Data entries
----------------
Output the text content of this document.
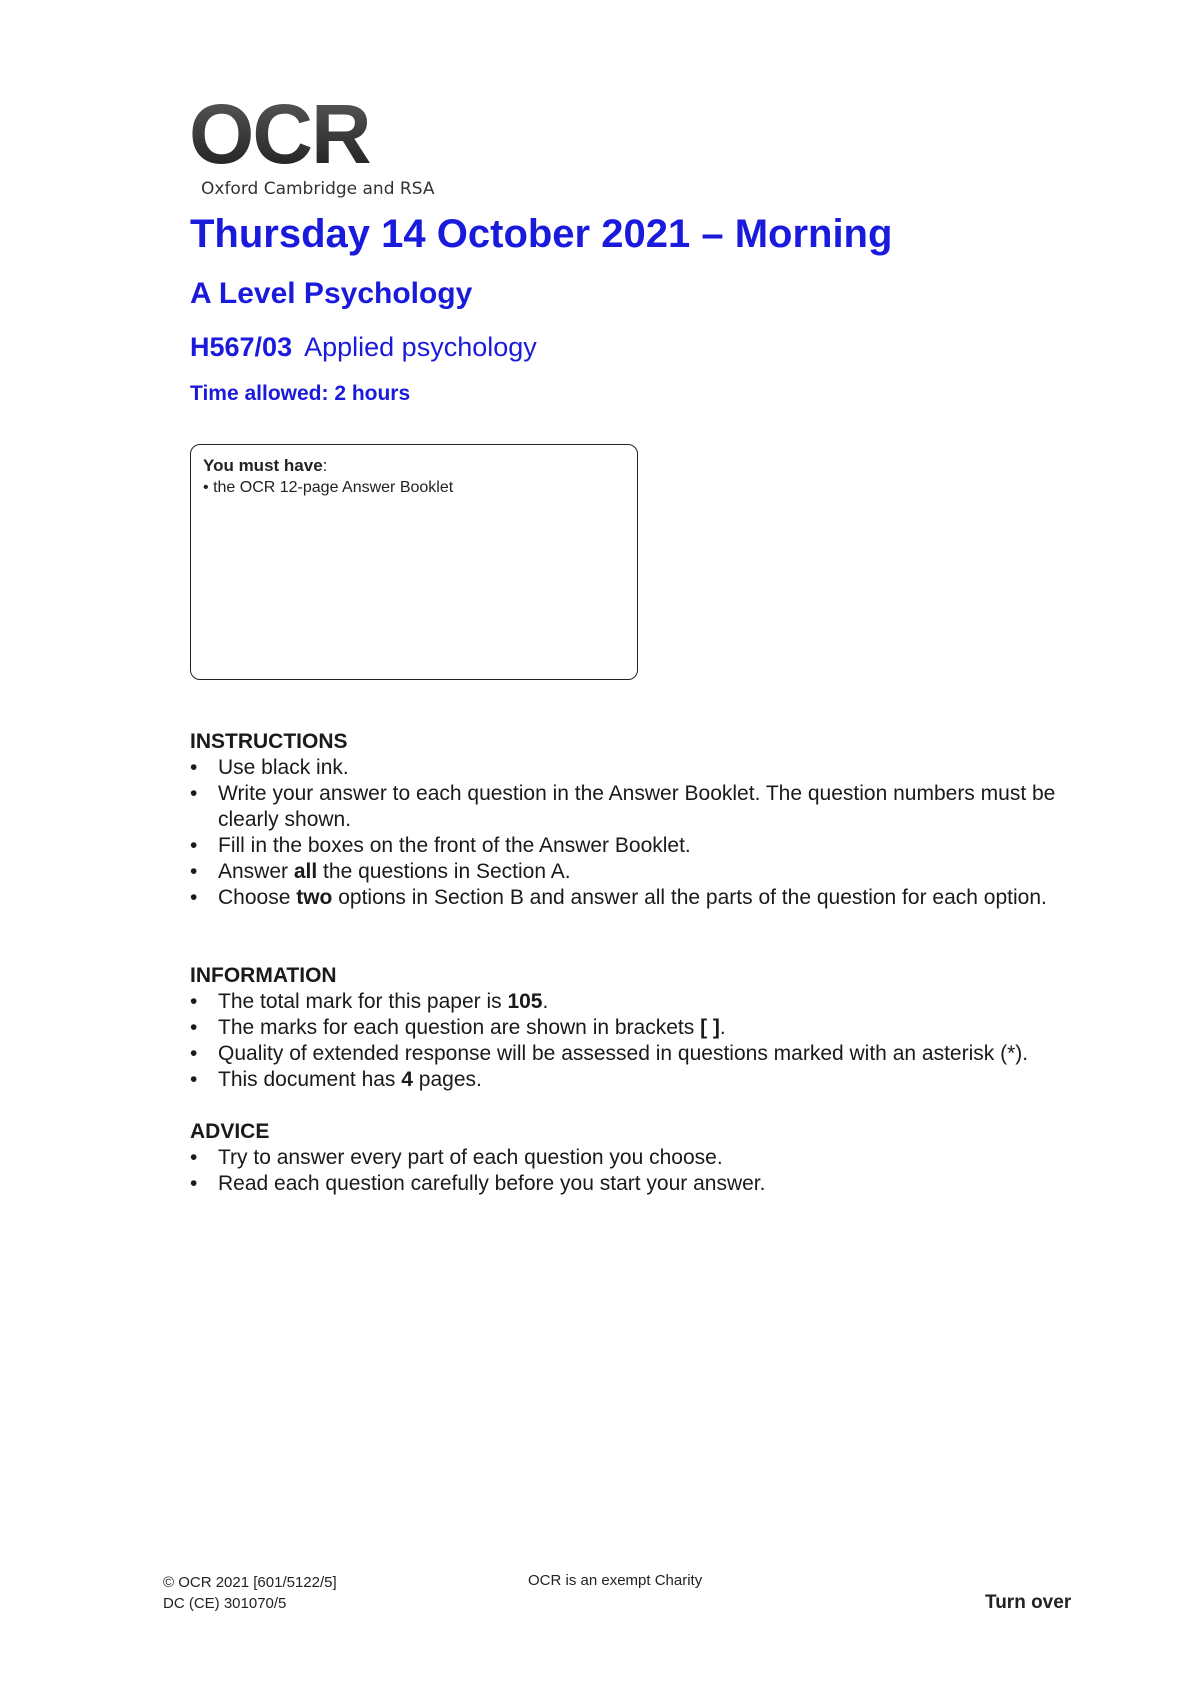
OCR
Oxford Cambridge and RSA
Thursday 14 October 2021 – Morning
A Level Psychology
H567/03 Applied psychology
Time allowed: 2 hours
You must have:
• the OCR 12-page Answer Booklet
INSTRUCTIONS
• Use black ink.
• Write your answer to each question in the Answer Booklet. The question numbers must be clearly shown.
• Fill in the boxes on the front of the Answer Booklet.
• Answer all the questions in Section A.
• Choose two options in Section B and answer all the parts of the question for each option.
INFORMATION
• The total mark for this paper is 105.
• The marks for each question are shown in brackets [ ].
• Quality of extended response will be assessed in questions marked with an asterisk (*).
• This document has 4 pages.
ADVICE
• Try to answer every part of each question you choose.
• Read each question carefully before you start your answer.
© OCR 2021 [601/5122/5]
DC (CE) 301070/5
OCR is an exempt Charity
Turn over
----------------
Task prompt
Without including the pictures, reproduce all entries exactly.

Exercise response
Output the text content of this document.
OCR
Oxford Cambridge and RSA
Thursday 14 October 2021 – Morning
A Level Psychology
H567/03 Applied psychology
Time allowed: 2 hours
You must have:
• the OCR 12-page Answer Booklet
INSTRUCTIONS
• Use black ink.
• Write your answer to each question in the Answer Booklet. The question numbers must be clearly shown.
• Fill in the boxes on the front of the Answer Booklet.
• Answer all the questions in Section A.
• Choose two options in Section B and answer all the parts of the question for each option.
INFORMATION
• The total mark for this paper is 105.
• The marks for each question are shown in brackets [ ].
• Quality of extended response will be assessed in questions marked with an asterisk (*).
• This document has 4 pages.
ADVICE
• Try to answer every part of each question you choose.
• Read each question carefully before you start your answer.
© OCR 2021 [601/5122/5]
DC (CE) 301070/5
OCR is an exempt Charity
Turn over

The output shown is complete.